Reproduce this listing in full.

__________________________________________________

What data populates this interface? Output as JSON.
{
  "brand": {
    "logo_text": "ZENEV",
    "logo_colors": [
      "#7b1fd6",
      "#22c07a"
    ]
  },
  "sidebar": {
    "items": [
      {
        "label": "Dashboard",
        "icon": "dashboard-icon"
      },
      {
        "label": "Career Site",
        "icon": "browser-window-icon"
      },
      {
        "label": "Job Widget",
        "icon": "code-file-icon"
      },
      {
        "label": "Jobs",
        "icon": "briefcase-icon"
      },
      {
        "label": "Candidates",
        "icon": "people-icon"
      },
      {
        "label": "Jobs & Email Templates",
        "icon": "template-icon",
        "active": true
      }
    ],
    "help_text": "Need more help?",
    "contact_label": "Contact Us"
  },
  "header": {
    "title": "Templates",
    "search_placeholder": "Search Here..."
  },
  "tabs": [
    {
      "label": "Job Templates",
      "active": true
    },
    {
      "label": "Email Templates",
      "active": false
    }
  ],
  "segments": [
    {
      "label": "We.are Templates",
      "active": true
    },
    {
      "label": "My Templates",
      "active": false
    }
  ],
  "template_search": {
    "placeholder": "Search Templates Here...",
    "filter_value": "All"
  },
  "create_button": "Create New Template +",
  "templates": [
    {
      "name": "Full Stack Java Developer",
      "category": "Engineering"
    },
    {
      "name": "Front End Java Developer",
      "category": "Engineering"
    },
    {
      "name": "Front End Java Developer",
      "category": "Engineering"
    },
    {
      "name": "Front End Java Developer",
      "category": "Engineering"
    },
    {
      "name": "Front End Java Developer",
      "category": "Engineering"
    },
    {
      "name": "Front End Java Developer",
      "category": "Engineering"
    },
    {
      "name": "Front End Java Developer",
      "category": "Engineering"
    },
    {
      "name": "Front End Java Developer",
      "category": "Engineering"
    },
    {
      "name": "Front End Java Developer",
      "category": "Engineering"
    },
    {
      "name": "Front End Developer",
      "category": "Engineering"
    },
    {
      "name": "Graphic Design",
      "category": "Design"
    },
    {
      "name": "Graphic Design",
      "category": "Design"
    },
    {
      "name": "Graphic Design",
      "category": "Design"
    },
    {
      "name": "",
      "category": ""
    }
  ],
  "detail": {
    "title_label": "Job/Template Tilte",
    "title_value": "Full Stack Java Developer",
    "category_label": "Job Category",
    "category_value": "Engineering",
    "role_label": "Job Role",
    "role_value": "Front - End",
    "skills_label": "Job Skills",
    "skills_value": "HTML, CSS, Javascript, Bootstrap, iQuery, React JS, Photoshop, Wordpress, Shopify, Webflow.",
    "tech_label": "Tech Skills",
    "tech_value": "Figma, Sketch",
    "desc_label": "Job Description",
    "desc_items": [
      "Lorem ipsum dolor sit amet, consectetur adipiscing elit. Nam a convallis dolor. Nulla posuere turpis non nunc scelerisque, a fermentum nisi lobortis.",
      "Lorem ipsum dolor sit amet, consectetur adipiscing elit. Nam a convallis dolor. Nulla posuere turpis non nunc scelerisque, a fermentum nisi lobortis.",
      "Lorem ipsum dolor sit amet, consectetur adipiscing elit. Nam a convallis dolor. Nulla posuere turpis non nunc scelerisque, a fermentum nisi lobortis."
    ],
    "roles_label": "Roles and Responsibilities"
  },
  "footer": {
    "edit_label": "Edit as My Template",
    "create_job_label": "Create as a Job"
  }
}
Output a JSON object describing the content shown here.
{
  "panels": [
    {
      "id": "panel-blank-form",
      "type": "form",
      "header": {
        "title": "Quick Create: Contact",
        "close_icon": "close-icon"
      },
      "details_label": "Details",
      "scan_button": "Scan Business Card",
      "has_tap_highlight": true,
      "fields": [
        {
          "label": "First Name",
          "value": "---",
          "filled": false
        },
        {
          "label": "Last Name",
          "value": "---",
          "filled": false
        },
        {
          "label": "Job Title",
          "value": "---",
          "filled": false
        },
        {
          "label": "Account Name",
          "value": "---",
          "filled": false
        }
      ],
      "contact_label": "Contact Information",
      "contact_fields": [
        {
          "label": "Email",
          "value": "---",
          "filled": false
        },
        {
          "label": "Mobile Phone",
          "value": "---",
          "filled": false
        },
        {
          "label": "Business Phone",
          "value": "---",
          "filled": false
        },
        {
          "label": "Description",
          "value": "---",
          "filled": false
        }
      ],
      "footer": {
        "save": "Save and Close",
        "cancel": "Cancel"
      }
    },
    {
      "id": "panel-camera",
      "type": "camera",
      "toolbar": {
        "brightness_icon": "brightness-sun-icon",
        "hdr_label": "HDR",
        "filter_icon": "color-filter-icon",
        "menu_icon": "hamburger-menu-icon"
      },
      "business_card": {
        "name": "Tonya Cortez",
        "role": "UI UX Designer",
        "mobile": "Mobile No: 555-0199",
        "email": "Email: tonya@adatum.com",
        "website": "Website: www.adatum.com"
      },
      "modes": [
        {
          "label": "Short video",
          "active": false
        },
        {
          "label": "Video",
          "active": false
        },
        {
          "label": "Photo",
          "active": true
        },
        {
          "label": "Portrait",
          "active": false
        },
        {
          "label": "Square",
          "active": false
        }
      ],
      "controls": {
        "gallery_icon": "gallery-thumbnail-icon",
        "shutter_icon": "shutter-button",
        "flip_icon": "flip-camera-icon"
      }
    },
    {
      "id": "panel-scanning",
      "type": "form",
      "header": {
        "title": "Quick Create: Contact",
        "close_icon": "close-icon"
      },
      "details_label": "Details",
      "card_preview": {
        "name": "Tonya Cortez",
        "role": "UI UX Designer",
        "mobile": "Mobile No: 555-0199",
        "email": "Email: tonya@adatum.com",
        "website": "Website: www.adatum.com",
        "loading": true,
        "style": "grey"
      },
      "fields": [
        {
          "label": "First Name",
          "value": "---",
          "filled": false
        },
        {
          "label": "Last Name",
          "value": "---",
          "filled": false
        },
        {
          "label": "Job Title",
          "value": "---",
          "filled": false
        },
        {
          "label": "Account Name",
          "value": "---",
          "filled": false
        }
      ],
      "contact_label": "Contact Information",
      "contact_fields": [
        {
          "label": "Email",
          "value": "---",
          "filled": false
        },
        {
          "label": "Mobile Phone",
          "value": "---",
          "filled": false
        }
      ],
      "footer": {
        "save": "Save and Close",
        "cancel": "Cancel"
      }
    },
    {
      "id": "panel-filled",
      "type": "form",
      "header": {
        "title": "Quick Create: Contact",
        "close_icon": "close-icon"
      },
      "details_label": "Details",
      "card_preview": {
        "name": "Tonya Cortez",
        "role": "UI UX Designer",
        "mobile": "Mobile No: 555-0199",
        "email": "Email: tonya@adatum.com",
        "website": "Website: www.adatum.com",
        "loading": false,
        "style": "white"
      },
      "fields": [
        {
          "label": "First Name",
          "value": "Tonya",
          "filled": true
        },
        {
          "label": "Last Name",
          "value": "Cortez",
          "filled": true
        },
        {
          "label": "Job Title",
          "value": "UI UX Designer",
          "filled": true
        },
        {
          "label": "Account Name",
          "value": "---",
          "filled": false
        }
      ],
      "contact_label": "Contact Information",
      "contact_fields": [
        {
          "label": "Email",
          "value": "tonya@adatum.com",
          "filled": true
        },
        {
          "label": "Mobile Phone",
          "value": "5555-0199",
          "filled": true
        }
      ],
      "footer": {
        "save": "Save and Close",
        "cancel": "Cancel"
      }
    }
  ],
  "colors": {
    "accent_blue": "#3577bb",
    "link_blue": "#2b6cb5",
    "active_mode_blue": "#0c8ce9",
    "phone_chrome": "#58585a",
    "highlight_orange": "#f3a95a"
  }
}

__________________________________________________

→ **The completed task**:
What data populates this interface? Output as JSON.
{
  "brand": {
    "logo_text": "ZENEV",
    "logo_colors": [
      "#7b1fd6",
      "#22c07a"
    ]
  },
  "sidebar": {
    "items": [
      {
        "label": "Dashboard",
        "icon": "dashboard-icon"
      },
      {
        "label": "Career Site",
        "icon": "browser-window-icon"
      },
      {
        "label": "Job Widget",
        "icon": "code-file-icon"
      },
      {
        "label": "Jobs",
        "icon": "briefcase-icon"
      },
      {
        "label": "Candidates",
        "icon": "people-icon"
      },
      {
        "label": "Jobs & Email Templates",
        "icon": "template-icon",
        "active": true
      }
    ],
    "help_text": "Need more help?",
    "contact_label": "Contact Us"
  },
  "header": {
    "title": "Templates",
    "search_placeholder": "Search Here..."
  },
  "tabs": [
    {
      "label": "Job Templates",
      "active": true
    },
    {
      "label": "Email Templates",
      "active": false
    }
  ],
  "segments": [
    {
      "label": "We.are Templates",
      "active": true
    },
    {
      "label": "My Templates",
      "active": false
    }
  ],
  "template_search": {
    "placeholder": "Search Templates Here...",
    "filter_value": "All"
  },
  "create_button": "Create New Template +",
  "templates": [
    {
      "name": "Full Stack Java Developer",
      "category": "Engineering"
    },
    {
      "name": "Front End Java Developer",
      "category": "Engineering"
    },
    {
      "name": "Front End Java Developer",
      "category": "Engineering"
    },
    {
      "name": "Front End Java Developer",
      "category": "Engineering"
    },
    {
      "name": "Front End Java Developer",
      "category": "Engineering"
    },
    {
      "name": "Front End Java Developer",
      "category": "Engineering"
    },
    {
      "name": "Front End Java Developer",
      "category": "Engineering"
    },
    {
      "name": "Front End Java Developer",
      "category": "Engineering"
    },
    {
      "name": "Front End Java Developer",
      "category": "Engineering"
    },
    {
      "name": "Front End Developer",
      "category": "Engineering"
    },
    {
      "name": "Graphic Design",
      "category": "Design"
    },
    {
      "name": "Graphic Design",
      "category": "Design"
    },
    {
      "name": "Graphic Design",
      "category": "Design"
    },
    {
      "name": "",
      "category": ""
    }
  ],
  "detail": {
    "title_label": "Job/Template Tilte",
    "title_value": "Full Stack Java Developer",
    "category_label": "Job Category",
    "category_value": "Engineering",
    "role_label": "Job Role",
    "role_value": "Front - End",
    "skills_label": "Job Skills",
    "skills_value": "HTML, CSS, Javascript, Bootstrap, iQuery, React JS, Photoshop, Wordpress, Shopify, Webflow.",
    "tech_label": "Tech Skills",
    "tech_value": "Figma, Sketch",
    "desc_label": "Job Description",
    "desc_items": [
      "Lorem ipsum dolor sit amet, consectetur adipiscing elit. Nam a convallis dolor. Nulla posuere turpis non nunc scelerisque, a fermentum nisi lobortis.",
      "Lorem ipsum dolor sit amet, consectetur adipiscing elit. Nam a convallis dolor. Nulla posuere turpis non nunc scelerisque, a fermentum nisi lobortis.",
      "Lorem ipsum dolor sit amet, consectetur adipiscing elit. Nam a convallis dolor. Nulla posuere turpis non nunc scelerisque, a fermentum nisi lobortis."
    ],
    "roles_label": "Roles and Responsibilities"
  },
  "footer": {
    "edit_label": "Edit as My Template",
    "create_job_label": "Create as a Job"
  }
}
Output a JSON object describing the content shown here.
{
  "panels": [
    {
      "id": "panel-blank-form",
      "type": "form",
      "header": {
        "title": "Quick Create: Contact",
        "close_icon": "close-icon"
      },
      "details_label": "Details",
      "scan_button": "Scan Business Card",
      "has_tap_highlight": true,
      "fields": [
        {
          "label": "First Name",
          "value": "---",
          "filled": false
        },
        {
          "label": "Last Name",
          "value": "---",
          "filled": false
        },
        {
          "label": "Job Title",
          "value": "---",
          "filled": false
        },
        {
          "label": "Account Name",
          "value": "---",
          "filled": false
        }
      ],
      "contact_label": "Contact Information",
      "contact_fields": [
        {
          "label": "Email",
          "value": "---",
          "filled": false
        },
        {
          "label": "Mobile Phone",
          "value": "---",
          "filled": false
        },
        {
          "label": "Business Phone",
          "value": "---",
          "filled": false
        },
        {
          "label": "Description",
          "value": "---",
          "filled": false
        }
      ],
      "footer": {
        "save": "Save and Close",
        "cancel": "Cancel"
      }
    },
    {
      "id": "panel-camera",
      "type": "camera",
      "toolbar": {
        "brightness_icon": "brightness-sun-icon",
        "hdr_label": "HDR",
        "filter_icon": "color-filter-icon",
        "menu_icon": "hamburger-menu-icon"
      },
      "business_card": {
        "name": "Tonya Cortez",
        "role": "UI UX Designer",
        "mobile": "Mobile No: 555-0199",
        "email": "Email: tonya@adatum.com",
        "website": "Website: www.adatum.com"
      },
      "modes": [
        {
          "label": "Short video",
          "active": false
        },
        {
          "label": "Video",
          "active": false
        },
        {
          "label": "Photo",
          "active": true
        },
        {
          "label": "Portrait",
          "active": false
        },
        {
          "label": "Square",
          "active": false
        }
      ],
      "controls": {
        "gallery_icon": "gallery-thumbnail-icon",
        "shutter_icon": "shutter-button",
        "flip_icon": "flip-camera-icon"
      }
    },
    {
      "id": "panel-scanning",
      "type": "form",
      "header": {
        "title": "Quick Create: Contact",
        "close_icon": "close-icon"
      },
      "details_label": "Details",
      "card_preview": {
        "name": "Tonya Cortez",
        "role": "UI UX Designer",
        "mobile": "Mobile No: 555-0199",
        "email": "Email: tonya@adatum.com",
        "website": "Website: www.adatum.com",
        "loading": true,
        "style": "grey"
      },
      "fields": [
        {
          "label": "First Name",
          "value": "---",
          "filled": false
        },
        {
          "label": "Last Name",
          "value": "---",
          "filled": false
        },
        {
          "label": "Job Title",
          "value": "---",
          "filled": false
        },
        {
          "label": "Account Name",
          "value": "---",
          "filled": false
        }
      ],
      "contact_label": "Contact Information",
      "contact_fields": [
        {
          "label": "Email",
          "value": "---",
          "filled": false
        },
        {
          "label": "Mobile Phone",
          "value": "---",
          "filled": false
        }
      ],
      "footer": {
        "save": "Save and Close",
        "cancel": "Cancel"
      }
    },
    {
      "id": "panel-filled",
      "type": "form",
      "header": {
        "title": "Quick Create: Contact",
        "close_icon": "close-icon"
      },
      "details_label": "Details",
      "card_preview": {
        "name": "Tonya Cortez",
        "role": "UI UX Designer",
        "mobile": "Mobile No: 555-0199",
        "email": "Email: tonya@adatum.com",
        "website": "Website: www.adatum.com",
        "loading": false,
        "style": "white"
      },
      "fields": [
        {
          "label": "First Name",
          "value": "Tonya",
          "filled": true
        },
        {
          "label": "Last Name",
          "value": "Cortez",
          "filled": true
        },
        {
          "label": "Job Title",
          "value": "UI UX Designer",
          "filled": true
        },
        {
          "label": "Account Name",
          "value": "---",
          "filled": false
        }
      ],
      "contact_label": "Contact Information",
      "contact_fields": [
        {
          "label": "Email",
          "value": "tonya@adatum.com",
          "filled": true
        },
        {
          "label": "Mobile Phone",
          "value": "5555-0199",
          "filled": true
        }
      ],
      "footer": {
        "save": "Save and Close",
        "cancel": "Cancel"
      }
    }
  ],
  "colors": {
    "accent_blue": "#3577bb",
    "link_blue": "#2b6cb5",
    "active_mode_blue": "#0c8ce9",
    "phone_chrome": "#58585a",
    "highlight_orange": "#f3a95a"
  }
}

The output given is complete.